> Exercise requirements: Copy each line of the data below word for word.

[Element-and-box data]
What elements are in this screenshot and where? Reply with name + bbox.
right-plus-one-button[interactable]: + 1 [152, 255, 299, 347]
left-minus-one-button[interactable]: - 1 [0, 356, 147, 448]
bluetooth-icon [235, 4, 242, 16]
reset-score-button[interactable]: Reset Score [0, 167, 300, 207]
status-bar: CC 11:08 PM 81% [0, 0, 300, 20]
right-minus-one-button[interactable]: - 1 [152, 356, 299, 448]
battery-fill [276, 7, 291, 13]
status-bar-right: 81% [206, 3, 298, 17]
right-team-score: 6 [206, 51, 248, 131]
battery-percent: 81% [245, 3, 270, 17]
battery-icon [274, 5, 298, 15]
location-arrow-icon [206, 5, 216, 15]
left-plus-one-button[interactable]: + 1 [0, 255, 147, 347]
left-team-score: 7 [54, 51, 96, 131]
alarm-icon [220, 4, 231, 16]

> The solution:
What elements are in this screenshot and where? Reply with name + bbox.
right-plus-one-button[interactable]: + 1 [152, 255, 299, 347]
left-minus-one-button[interactable]: - 1 [0, 356, 147, 448]
bluetooth-icon [235, 4, 242, 16]
reset-score-button[interactable]: Reset Score [0, 167, 300, 207]
status-bar: CC 11:08 PM 81% [0, 0, 300, 20]
right-minus-one-button[interactable]: - 1 [152, 356, 299, 448]
battery-fill [276, 7, 291, 13]
status-bar-right: 81% [206, 3, 298, 17]
right-team-score: 6 [206, 51, 248, 131]
battery-percent: 81% [245, 3, 270, 17]
battery-icon [274, 5, 298, 15]
location-arrow-icon [206, 5, 216, 15]
left-plus-one-button[interactable]: + 1 [0, 255, 147, 347]
left-team-score: 7 [54, 51, 96, 131]
alarm-icon [220, 4, 231, 16]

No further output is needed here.